◆ **Region annotation records**:
★ ★ ★ ★ ★
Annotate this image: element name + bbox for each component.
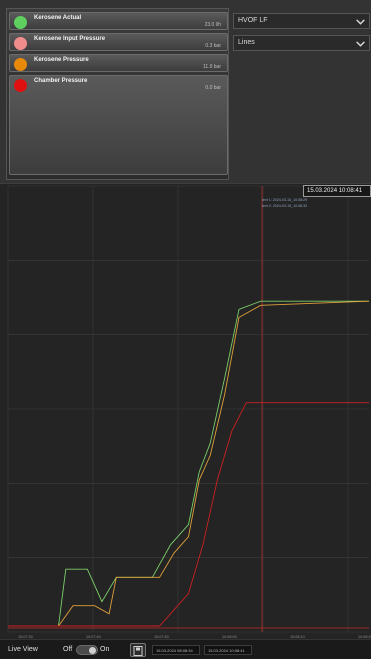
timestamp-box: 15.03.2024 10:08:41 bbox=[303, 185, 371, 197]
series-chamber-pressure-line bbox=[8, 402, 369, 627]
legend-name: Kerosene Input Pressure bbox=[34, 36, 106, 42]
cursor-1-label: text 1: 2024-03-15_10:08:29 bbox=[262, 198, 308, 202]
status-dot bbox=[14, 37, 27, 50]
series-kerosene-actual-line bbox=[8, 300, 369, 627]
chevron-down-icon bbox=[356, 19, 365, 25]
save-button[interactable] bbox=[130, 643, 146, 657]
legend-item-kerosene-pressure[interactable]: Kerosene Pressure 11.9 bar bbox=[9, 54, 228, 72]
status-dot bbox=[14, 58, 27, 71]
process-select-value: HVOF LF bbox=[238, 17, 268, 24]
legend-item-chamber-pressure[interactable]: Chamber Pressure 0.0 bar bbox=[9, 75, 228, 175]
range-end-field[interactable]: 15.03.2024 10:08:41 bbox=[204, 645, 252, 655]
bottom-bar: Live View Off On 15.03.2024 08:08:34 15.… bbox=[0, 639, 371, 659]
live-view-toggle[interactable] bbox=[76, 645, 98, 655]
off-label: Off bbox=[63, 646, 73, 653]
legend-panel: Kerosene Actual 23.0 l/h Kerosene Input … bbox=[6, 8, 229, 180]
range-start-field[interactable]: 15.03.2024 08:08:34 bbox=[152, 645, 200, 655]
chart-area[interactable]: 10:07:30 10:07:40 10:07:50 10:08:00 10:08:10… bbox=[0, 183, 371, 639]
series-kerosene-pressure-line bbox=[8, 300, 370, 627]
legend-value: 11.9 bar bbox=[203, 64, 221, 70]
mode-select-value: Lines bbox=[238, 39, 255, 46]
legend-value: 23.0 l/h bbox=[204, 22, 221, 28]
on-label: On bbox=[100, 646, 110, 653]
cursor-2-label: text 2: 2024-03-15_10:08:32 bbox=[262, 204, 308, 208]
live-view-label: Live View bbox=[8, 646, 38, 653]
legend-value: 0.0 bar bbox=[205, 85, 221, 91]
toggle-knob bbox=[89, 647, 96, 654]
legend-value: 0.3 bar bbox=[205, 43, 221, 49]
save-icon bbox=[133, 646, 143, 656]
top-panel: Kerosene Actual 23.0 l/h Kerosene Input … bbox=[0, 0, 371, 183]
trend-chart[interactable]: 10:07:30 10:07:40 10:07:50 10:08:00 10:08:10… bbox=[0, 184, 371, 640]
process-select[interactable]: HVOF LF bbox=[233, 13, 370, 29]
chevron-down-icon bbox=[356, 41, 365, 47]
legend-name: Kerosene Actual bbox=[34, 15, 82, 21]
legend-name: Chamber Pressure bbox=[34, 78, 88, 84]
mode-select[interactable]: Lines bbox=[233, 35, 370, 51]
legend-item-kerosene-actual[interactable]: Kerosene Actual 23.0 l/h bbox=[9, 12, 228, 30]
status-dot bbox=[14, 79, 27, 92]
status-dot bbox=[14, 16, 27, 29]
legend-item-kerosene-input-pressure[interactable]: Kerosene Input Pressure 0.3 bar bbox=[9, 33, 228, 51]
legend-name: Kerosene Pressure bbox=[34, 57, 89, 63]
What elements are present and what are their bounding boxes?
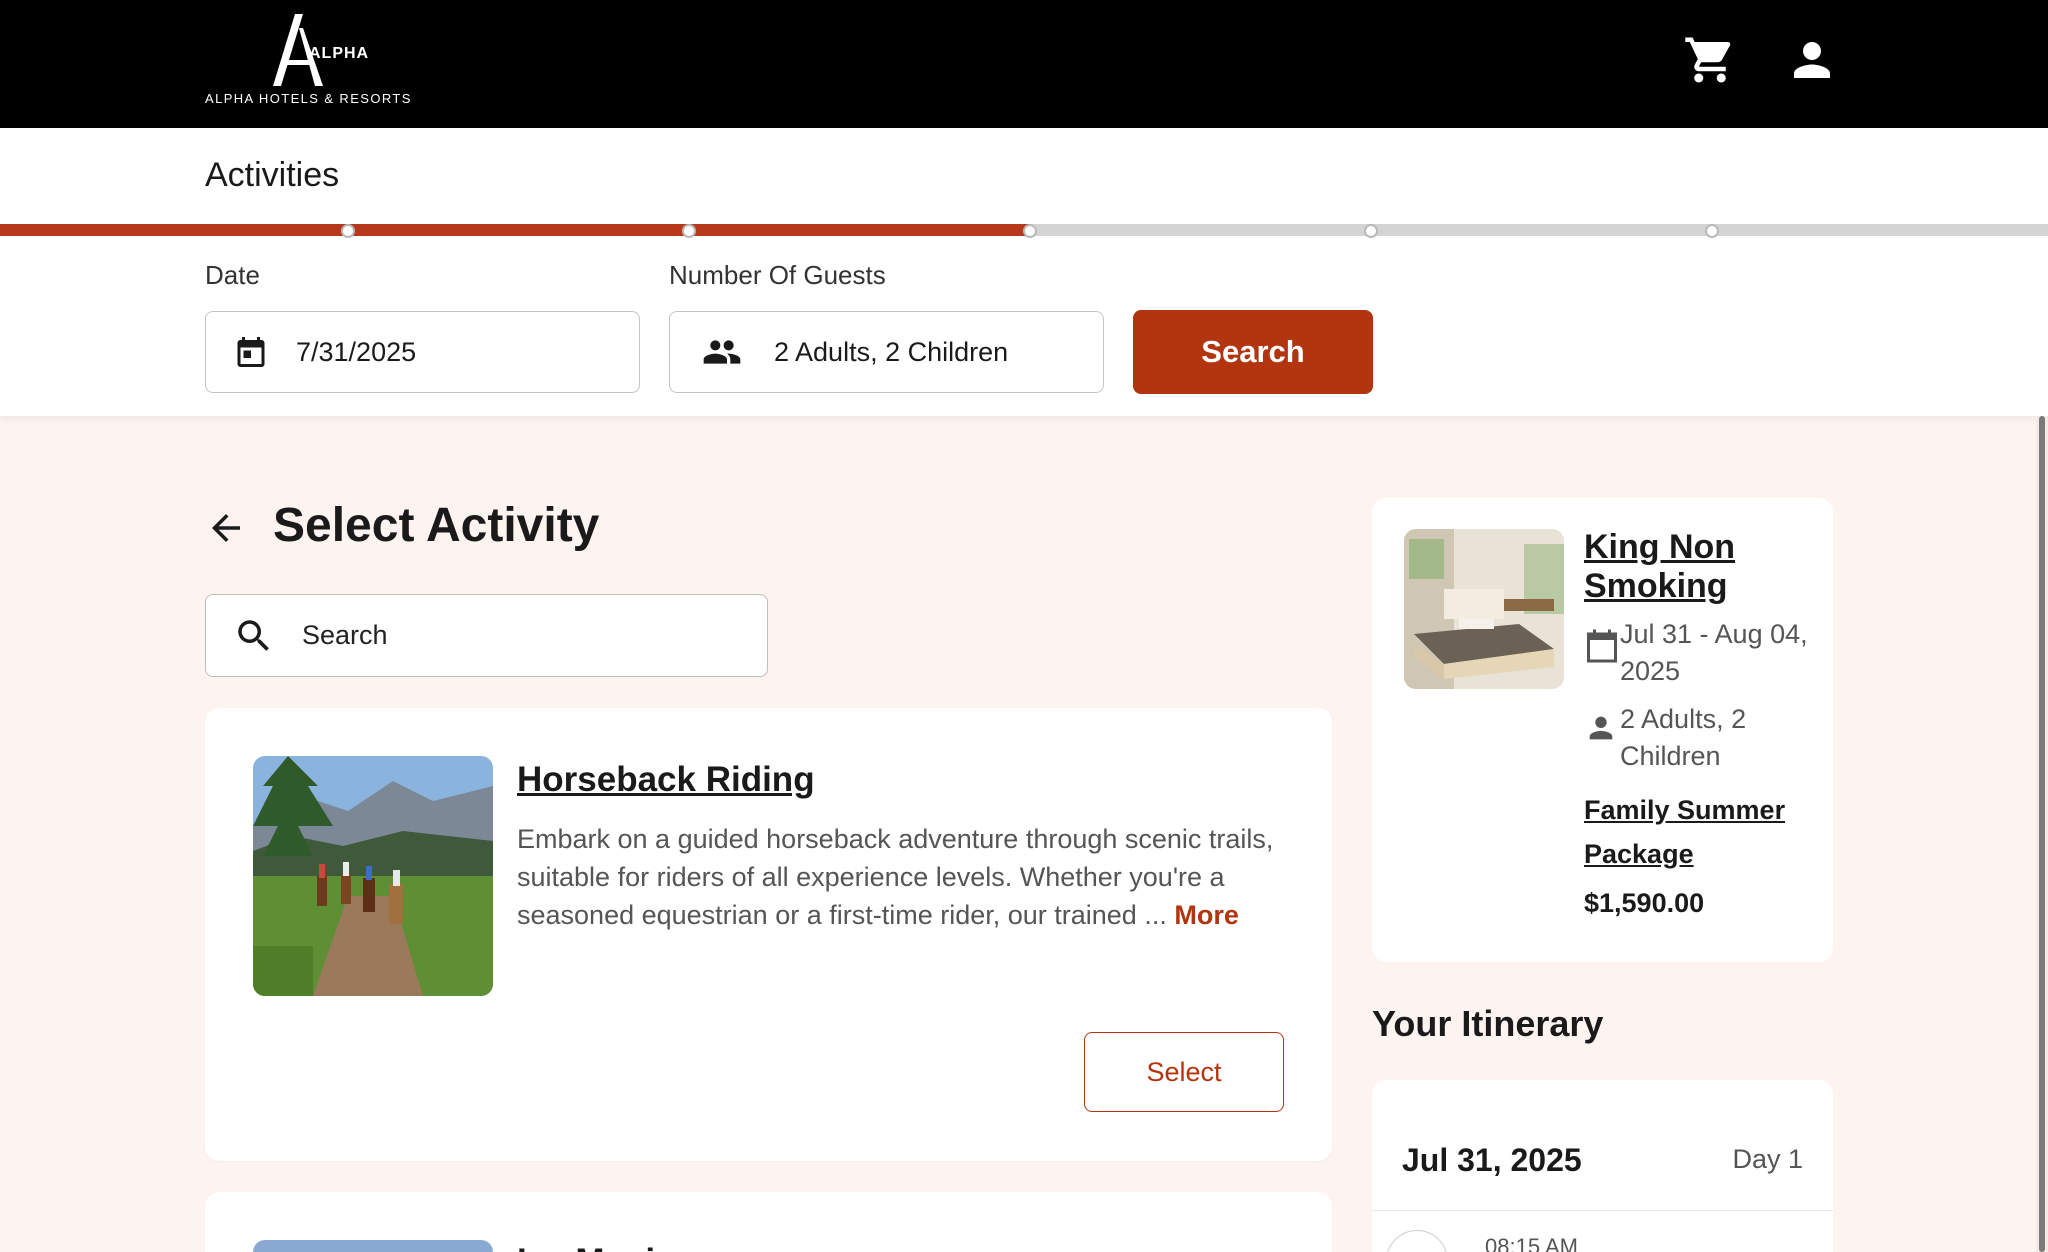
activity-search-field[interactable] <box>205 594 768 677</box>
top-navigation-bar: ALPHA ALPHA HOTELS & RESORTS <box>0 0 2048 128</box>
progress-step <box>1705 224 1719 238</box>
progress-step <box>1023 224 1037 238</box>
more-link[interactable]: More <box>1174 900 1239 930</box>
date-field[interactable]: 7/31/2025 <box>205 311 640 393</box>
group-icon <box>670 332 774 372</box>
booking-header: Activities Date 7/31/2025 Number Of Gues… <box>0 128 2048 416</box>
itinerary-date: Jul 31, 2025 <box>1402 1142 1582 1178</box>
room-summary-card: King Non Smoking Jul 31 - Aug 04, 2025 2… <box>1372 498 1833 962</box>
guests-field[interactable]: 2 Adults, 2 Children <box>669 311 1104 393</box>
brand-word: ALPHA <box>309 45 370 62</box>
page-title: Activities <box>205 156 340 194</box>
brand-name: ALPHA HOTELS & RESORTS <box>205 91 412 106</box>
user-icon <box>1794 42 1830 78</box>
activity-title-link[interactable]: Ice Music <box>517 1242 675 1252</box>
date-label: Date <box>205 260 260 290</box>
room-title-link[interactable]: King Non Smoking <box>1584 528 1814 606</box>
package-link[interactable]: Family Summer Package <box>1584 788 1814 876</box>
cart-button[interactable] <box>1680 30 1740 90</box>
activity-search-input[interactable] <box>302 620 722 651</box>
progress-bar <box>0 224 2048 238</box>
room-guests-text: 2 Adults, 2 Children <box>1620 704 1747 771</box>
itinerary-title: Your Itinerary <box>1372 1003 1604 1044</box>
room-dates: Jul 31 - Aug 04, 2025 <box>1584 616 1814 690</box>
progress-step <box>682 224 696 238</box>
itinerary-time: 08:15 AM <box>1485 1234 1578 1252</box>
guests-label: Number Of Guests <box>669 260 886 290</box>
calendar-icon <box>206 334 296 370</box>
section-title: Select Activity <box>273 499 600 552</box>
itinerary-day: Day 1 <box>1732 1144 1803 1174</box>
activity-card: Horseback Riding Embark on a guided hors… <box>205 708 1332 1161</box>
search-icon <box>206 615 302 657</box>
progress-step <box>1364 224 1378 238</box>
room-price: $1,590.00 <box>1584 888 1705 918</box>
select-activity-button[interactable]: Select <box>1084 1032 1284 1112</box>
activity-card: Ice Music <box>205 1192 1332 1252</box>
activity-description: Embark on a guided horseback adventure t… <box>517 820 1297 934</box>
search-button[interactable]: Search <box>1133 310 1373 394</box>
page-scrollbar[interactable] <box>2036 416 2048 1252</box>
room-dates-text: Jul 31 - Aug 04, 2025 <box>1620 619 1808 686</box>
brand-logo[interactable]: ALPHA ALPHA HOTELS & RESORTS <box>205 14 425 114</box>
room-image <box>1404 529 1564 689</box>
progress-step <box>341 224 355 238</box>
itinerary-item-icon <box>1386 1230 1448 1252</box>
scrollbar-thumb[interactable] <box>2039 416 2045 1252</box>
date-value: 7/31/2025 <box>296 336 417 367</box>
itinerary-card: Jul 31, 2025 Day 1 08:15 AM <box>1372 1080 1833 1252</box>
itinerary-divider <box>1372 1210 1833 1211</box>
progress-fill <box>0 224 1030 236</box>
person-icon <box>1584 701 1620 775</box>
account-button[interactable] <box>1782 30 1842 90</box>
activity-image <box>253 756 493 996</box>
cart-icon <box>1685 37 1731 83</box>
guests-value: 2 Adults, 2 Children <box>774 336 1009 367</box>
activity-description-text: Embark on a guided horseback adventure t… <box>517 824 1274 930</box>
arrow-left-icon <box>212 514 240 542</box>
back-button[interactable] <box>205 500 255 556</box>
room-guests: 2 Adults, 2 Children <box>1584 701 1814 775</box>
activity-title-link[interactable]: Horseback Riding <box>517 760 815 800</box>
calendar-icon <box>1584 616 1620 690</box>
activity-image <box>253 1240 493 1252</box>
★ ★ ★ ★ ★
◆ **Exercise prompt**:
Rewrite every line of the records above as a JSON list of strings, one string per line, with blank lines dropped. Leave the pictures out of the list.

◆ **Task output**:
[
  "Annotate this image: element name + bbox for each component.",
  "timestamp-box: 15.03.2024 10:08:41 bbox=[303, 185, 371, 197]",
  "series-chamber-pressure-line bbox=[8, 402, 369, 627]",
  "legend-name: Kerosene Input Pressure bbox=[34, 36, 106, 42]",
  "cursor-1-label: text 1: 2024-03-15_10:08:29 bbox=[262, 198, 308, 202]",
  "status-dot bbox=[14, 37, 27, 50]",
  "series-kerosene-actual-line bbox=[8, 300, 369, 627]",
  "chevron-down-icon bbox=[356, 19, 365, 25]",
  "save-button[interactable] bbox=[130, 643, 146, 657]",
  "legend-item-kerosene-pressure[interactable]: Kerosene Pressure 11.9 bar bbox=[9, 54, 228, 72]",
  "status-dot bbox=[14, 58, 27, 71]",
  "process-select-value: HVOF LF bbox=[238, 17, 268, 24]",
  "legend-item-chamber-pressure[interactable]: Chamber Pressure 0.0 bar bbox=[9, 75, 228, 175]",
  "range-end-field[interactable]: 15.03.2024 10:08:41 bbox=[204, 645, 252, 655]",
  "bottom-bar: Live View Off On 15.03.2024 08:08:34 15.… bbox=[0, 639, 371, 659]",
  "live-view-toggle[interactable] bbox=[76, 645, 98, 655]",
  "off-label: Off bbox=[63, 646, 73, 653]",
  "legend-panel: Kerosene Actual 23.0 l/h Kerosene Input … bbox=[6, 8, 229, 180]",
  "range-start-field[interactable]: 15.03.2024 08:08:34 bbox=[152, 645, 200, 655]",
  "chart-area[interactable]: 10:07:30 10:07:40 10:07:50 10:08:00 10:08:10… bbox=[0, 183, 371, 639]",
  "series-kerosene-pressure-line bbox=[8, 300, 370, 627]",
  "legend-value: 11.9 bar bbox=[203, 64, 221, 70]",
  "mode-select-value: Lines bbox=[238, 39, 255, 46]",
  "legend-value: 23.0 l/h bbox=[204, 22, 221, 28]",
  "on-label: On bbox=[100, 646, 110, 653]",
  "cursor-2-label: text 2: 2024-03-15_10:08:32 bbox=[262, 204, 308, 208]",
  "live-view-label: Live View bbox=[8, 646, 38, 653]",
  "legend-value: 0.0 bar bbox=[205, 85, 221, 91]",
  "toggle-knob bbox=[89, 647, 96, 654]",
  "legend-value: 0.3 bar bbox=[205, 43, 221, 49]",
  "save-icon bbox=[133, 646, 143, 656]",
  "top-panel: Kerosene Actual 23.0 l/h Kerosene Input … bbox=[0, 0, 371, 183]",
  "trend-chart[interactable]: 10:07:30 10:07:40 10:07:50 10:08:00 10:08:10… bbox=[0, 184, 371, 640]",
  "process-select[interactable]: HVOF LF bbox=[233, 13, 370, 29]",
  "chevron-down-icon bbox=[356, 41, 365, 47]",
  "legend-name: Kerosene Actual bbox=[34, 15, 82, 21]",
  "legend-name: Chamber Pressure bbox=[34, 78, 88, 84]",
  "mode-select[interactable]: Lines bbox=[233, 35, 370, 51]",
  "legend-item-kerosene-actual[interactable]: Kerosene Actual 23.0 l/h bbox=[9, 12, 228, 30]",
  "status-dot bbox=[14, 79, 27, 92]",
  "status-dot bbox=[14, 16, 27, 29]",
  "legend-item-kerosene-input-pressure[interactable]: Kerosene Input Pressure 0.3 bar bbox=[9, 33, 228, 51]",
  "legend-name: Kerosene Pressure bbox=[34, 57, 89, 63]",
  "What elements are present and what are their bounding boxes?",
  "activity-search-field[interactable] <box>205 594 768 677</box>",
  "top-navigation-bar: ALPHA ALPHA HOTELS & RESORTS <box>0 0 2048 128</box>",
  "progress-step <box>1705 224 1719 238</box>",
  "progress-step <box>1023 224 1037 238</box>",
  "more-link[interactable]: More <box>1174 900 1239 930</box>",
  "date-field[interactable]: 7/31/2025 <box>205 311 640 393</box>",
  "group-icon <box>670 332 774 372</box>",
  "booking-header: Activities Date 7/31/2025 Number Of Gues… <box>0 128 2048 416</box>",
  "itinerary-date: Jul 31, 2025 <box>1402 1142 1582 1178</box>",
  "room-summary-card: King Non Smoking Jul 31 - Aug 04, 2025 2… <box>1372 498 1833 962</box>",
  "guests-field[interactable]: 2 Adults, 2 Children <box>669 311 1104 393</box>",
  "brand-word: ALPHA <box>309 45 370 62</box>",
  "page-title: Activities <box>205 156 340 194</box>",
  "brand-name: ALPHA HOTELS & RESORTS <box>205 91 412 106</box>",
  "user-icon <box>1794 42 1830 78</box>",
  "activity-title-link[interactable]: Ice Music <box>517 1242 675 1252</box>",
  "date-label: Date <box>205 260 260 290</box>",
  "room-title-link[interactable]: King Non Smoking <box>1584 528 1814 606</box>",
  "package-link[interactable]: Family Summer Package <box>1584 788 1814 876</box>",
  "cart-button[interactable] <box>1680 30 1740 90</box>",
  "activity-search-input[interactable] <box>302 620 722 651</box>",
  "progress-bar <box>0 224 2048 238</box>",
  "room-guests-text: 2 Adults, 2 Children <box>1620 704 1747 771</box>",
  "itinerary-title: Your Itinerary <box>1372 1003 1604 1044</box>",
  "room-dates: Jul 31 - Aug 04, 2025 <box>1584 616 1814 690</box>",
  "progress-step <box>682 224 696 238</box>",
  "itinerary-time: 08:15 AM <box>1485 1234 1578 1252</box>",
  "guests-label: Number Of Guests <box>669 260 886 290</box>",
  "calendar-icon <box>206 334 296 370</box>",
  "section-title: Select Activity <box>273 499 600 552</box>",
  "itinerary-day: Day 1 <box>1732 1144 1803 1174</box>",
  "activity-card: Horseback Riding Embark on a guided hors… <box>205 708 1332 1161</box>",
  "search-icon <box>206 615 302 657</box>",
  "progress-step <box>1364 224 1378 238</box>",
  "room-price: $1,590.00 <box>1584 888 1705 918</box>",
  "select-activity-button[interactable]: Select <box>1084 1032 1284 1112</box>",
  "activity-card: Ice Music <box>205 1192 1332 1252</box>",
  "activity-description: Embark on a guided horseback adventure t… <box>517 820 1297 934</box>",
  "search-button[interactable]: Search <box>1133 310 1373 394</box>",
  "page-scrollbar[interactable] <box>2036 416 2048 1252</box>",
  "room-dates-text: Jul 31 - Aug 04, 2025 <box>1620 619 1808 686</box>",
  "brand-logo[interactable]: ALPHA ALPHA HOTELS & RESORTS <box>205 14 425 114</box>",
  "room-image <box>1404 529 1564 689</box>",
  "progress-step <box>341 224 355 238</box>",
  "itinerary-item-icon <box>1386 1230 1448 1252</box>",
  "scrollbar-thumb[interactable] <box>2039 416 2045 1252</box>",
  "date-value: 7/31/2025 <box>296 336 417 367</box>",
  "itinerary-card: Jul 31, 2025 Day 1 08:15 AM <box>1372 1080 1833 1252</box>",
  "itinerary-divider <box>1372 1210 1833 1211</box>",
  "progress-fill <box>0 224 1030 236</box>",
  "person-icon <box>1584 701 1620 775</box>",
  "account-button[interactable] <box>1782 30 1842 90</box>",
  "activity-image <box>253 756 493 996</box>",
  "cart-icon <box>1685 37 1731 83</box>",
  "guests-value: 2 Adults, 2 Children <box>774 336 1009 367</box>",
  "activity-description-text: Embark on a guided horseback adventure t… <box>517 824 1274 930</box>",
  "arrow-left-icon <box>212 514 240 542</box>",
  "back-button[interactable] <box>205 500 255 556</box>",
  "room-guests: 2 Adults, 2 Children <box>1584 701 1814 775</box>",
  "activity-title-link[interactable]: Horseback Riding <box>517 760 815 800</box>",
  "calendar-icon <box>1584 616 1620 690</box>",
  "activity-image <box>253 1240 493 1252</box>"
]